(Figure collection entries)
##############################
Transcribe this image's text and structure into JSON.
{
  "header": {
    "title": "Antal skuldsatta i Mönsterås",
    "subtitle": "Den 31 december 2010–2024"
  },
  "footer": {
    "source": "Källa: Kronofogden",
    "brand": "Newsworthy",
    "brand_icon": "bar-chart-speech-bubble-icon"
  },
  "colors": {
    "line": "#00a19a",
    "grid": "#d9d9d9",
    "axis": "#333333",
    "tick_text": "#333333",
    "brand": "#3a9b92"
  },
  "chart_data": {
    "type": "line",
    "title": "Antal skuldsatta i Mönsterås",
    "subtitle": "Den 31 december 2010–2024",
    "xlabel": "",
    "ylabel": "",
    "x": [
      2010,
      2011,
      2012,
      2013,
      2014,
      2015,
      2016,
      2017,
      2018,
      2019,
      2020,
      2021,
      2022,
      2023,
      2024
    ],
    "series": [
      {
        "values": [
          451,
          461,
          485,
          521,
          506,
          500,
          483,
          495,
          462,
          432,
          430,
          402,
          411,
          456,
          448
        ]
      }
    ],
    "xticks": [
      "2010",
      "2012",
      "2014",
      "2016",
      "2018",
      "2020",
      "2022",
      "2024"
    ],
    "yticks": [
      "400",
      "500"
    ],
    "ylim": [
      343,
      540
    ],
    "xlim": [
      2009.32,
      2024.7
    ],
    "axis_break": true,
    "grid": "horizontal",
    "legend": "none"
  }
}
##############################
WRITTEN INSTRUCTION
Set down every line of the listing above again, exactly as given.

SOLUTION FOR THIS TASK
Transcribe this image's text and structure into JSON.
{
  "header": {
    "title": "Antal skuldsatta i Mönsterås",
    "subtitle": "Den 31 december 2010–2024"
  },
  "footer": {
    "source": "Källa: Kronofogden",
    "brand": "Newsworthy",
    "brand_icon": "bar-chart-speech-bubble-icon"
  },
  "colors": {
    "line": "#00a19a",
    "grid": "#d9d9d9",
    "axis": "#333333",
    "tick_text": "#333333",
    "brand": "#3a9b92"
  },
  "chart_data": {
    "type": "line",
    "title": "Antal skuldsatta i Mönsterås",
    "subtitle": "Den 31 december 2010–2024",
    "xlabel": "",
    "ylabel": "",
    "x": [
      2010,
      2011,
      2012,
      2013,
      2014,
      2015,
      2016,
      2017,
      2018,
      2019,
      2020,
      2021,
      2022,
      2023,
      2024
    ],
    "series": [
      {
        "values": [
          451,
          461,
          485,
          521,
          506,
          500,
          483,
          495,
          462,
          432,
          430,
          402,
          411,
          456,
          448
        ]
      }
    ],
    "xticks": [
      "2010",
      "2012",
      "2014",
      "2016",
      "2018",
      "2020",
      "2022",
      "2024"
    ],
    "yticks": [
      "400",
      "500"
    ],
    "ylim": [
      343,
      540
    ],
    "xlim": [
      2009.32,
      2024.7
    ],
    "axis_break": true,
    "grid": "horizontal",
    "legend": "none"
  }
}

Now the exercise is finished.